State the number of lines in the material below that have "xlabel" in them, without any other text.

Material to process »
---
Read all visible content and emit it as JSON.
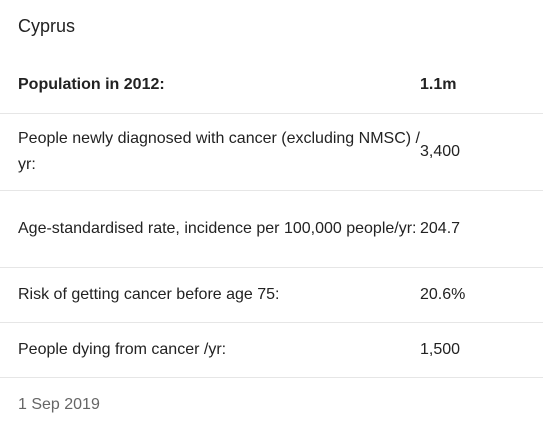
{
  "country": "Cyprus",
  "header": {
    "label": "Population in 2012:",
    "value": "1.1m"
  },
  "rows": [
    {
      "label": "People newly diagnosed with cancer (excluding NMSC) / yr:",
      "value": "3,400"
    },
    {
      "label": "Age-standardised rate, incidence per 100,000 people/yr:",
      "value": "204.7"
    },
    {
      "label": "Risk of getting cancer before age 75:",
      "value": "20.6%"
    },
    {
      "label": "People dying from cancer /yr:",
      "value": "1,500"
    }
  ],
  "footer": {
    "date": "1 Sep 2019"
  }
}
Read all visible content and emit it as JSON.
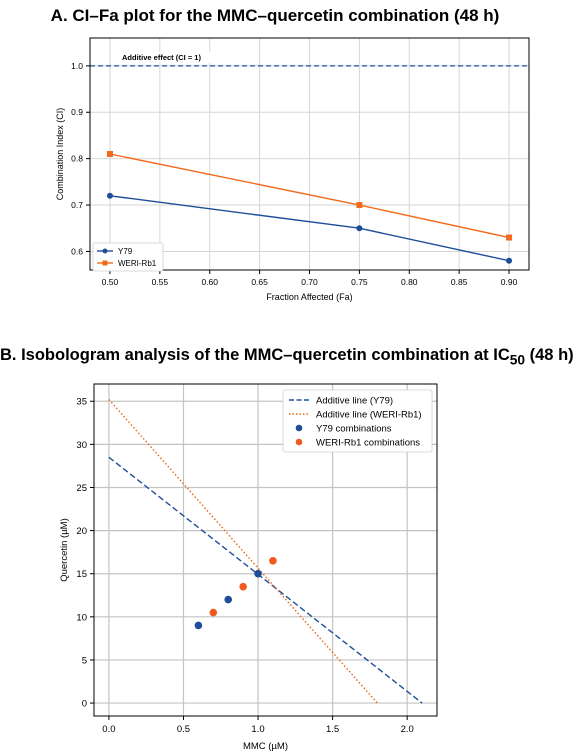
{
  "chart_data": [
    {
      "type": "line",
      "title": "A. CI–Fa plot for the MMC–quercetin combination (48 h)",
      "xlabel": "Fraction Affected (Fa)",
      "ylabel": "Combination Index (CI)",
      "xlim": [
        0.48,
        0.92
      ],
      "ylim": [
        0.56,
        1.06
      ],
      "xticks": [
        "0.50",
        "0.55",
        "0.60",
        "0.65",
        "0.70",
        "0.75",
        "0.80",
        "0.85",
        "0.90"
      ],
      "yticks": [
        "0.6",
        "0.7",
        "0.8",
        "0.9",
        "1.0"
      ],
      "grid": true,
      "legend": "lower-left",
      "reference_line": {
        "y": 1.0,
        "label": "Additive effect (CI = 1)",
        "color": "#1f4e99"
      },
      "series": [
        {
          "name": "Y79",
          "color": "#1f4e99",
          "marker": "circle",
          "x": [
            0.5,
            0.75,
            0.9
          ],
          "y": [
            0.72,
            0.65,
            0.58
          ]
        },
        {
          "name": "WERI-Rb1",
          "color": "#f26b1d",
          "marker": "square",
          "x": [
            0.5,
            0.75,
            0.9
          ],
          "y": [
            0.81,
            0.7,
            0.63
          ]
        }
      ]
    },
    {
      "type": "scatter",
      "title_prefix": "B. Isobologram analysis of the MMC–quercetin combination at IC",
      "title_sub": "50",
      "title_suffix": " (48 h)",
      "xlabel": "MMC (µM)",
      "ylabel": "Quercetin (µM)",
      "xlim": [
        -0.1,
        2.2
      ],
      "ylim": [
        -1.5,
        37
      ],
      "xticks": [
        "0.0",
        "0.5",
        "1.0",
        "1.5",
        "2.0"
      ],
      "yticks": [
        "0",
        "5",
        "10",
        "15",
        "20",
        "25",
        "30",
        "35"
      ],
      "grid": true,
      "legend": "top-right",
      "lines": [
        {
          "name": "Additive line (Y79)",
          "color": "#1f4e99",
          "style": "dashed",
          "x": [
            0,
            2.1
          ],
          "y": [
            28.5,
            0
          ]
        },
        {
          "name": "Additive line (WERI-Rb1)",
          "color": "#e8661c",
          "style": "dotted",
          "x": [
            0,
            1.8
          ],
          "y": [
            35.2,
            0
          ]
        }
      ],
      "points": [
        {
          "name": "Y79 combinations",
          "color": "#1f4e99",
          "x": [
            0.6,
            0.8,
            1.0
          ],
          "y": [
            9.0,
            12.0,
            15.0
          ]
        },
        {
          "name": "WERI-Rb1 combinations",
          "color": "#f05a1e",
          "x": [
            0.7,
            0.9,
            1.1
          ],
          "y": [
            10.5,
            13.5,
            16.5
          ]
        }
      ]
    }
  ]
}
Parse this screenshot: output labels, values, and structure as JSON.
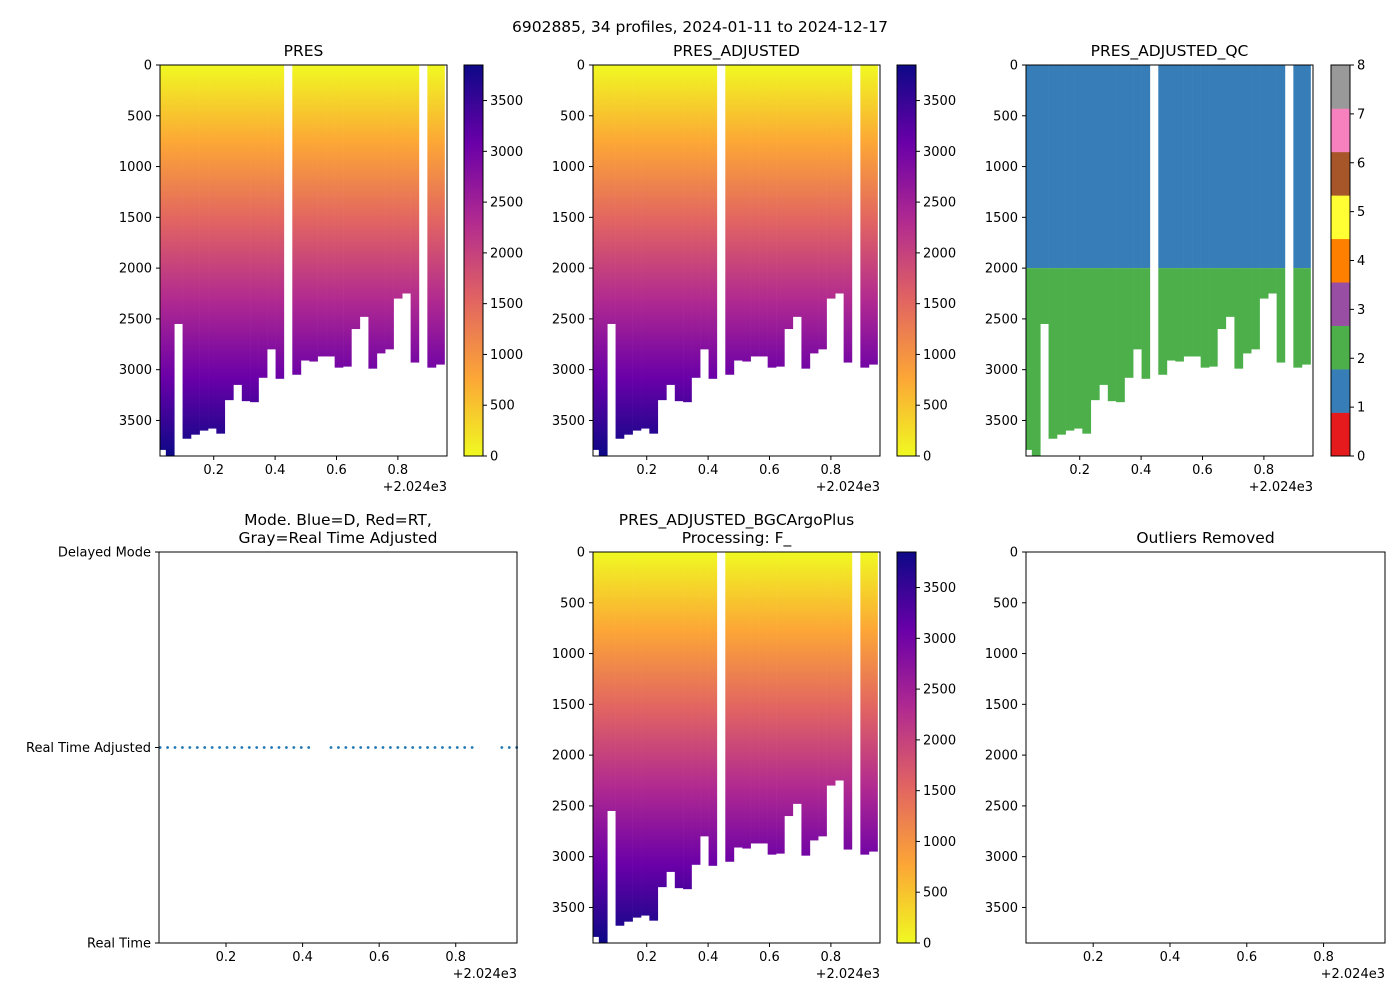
---
Written response » 2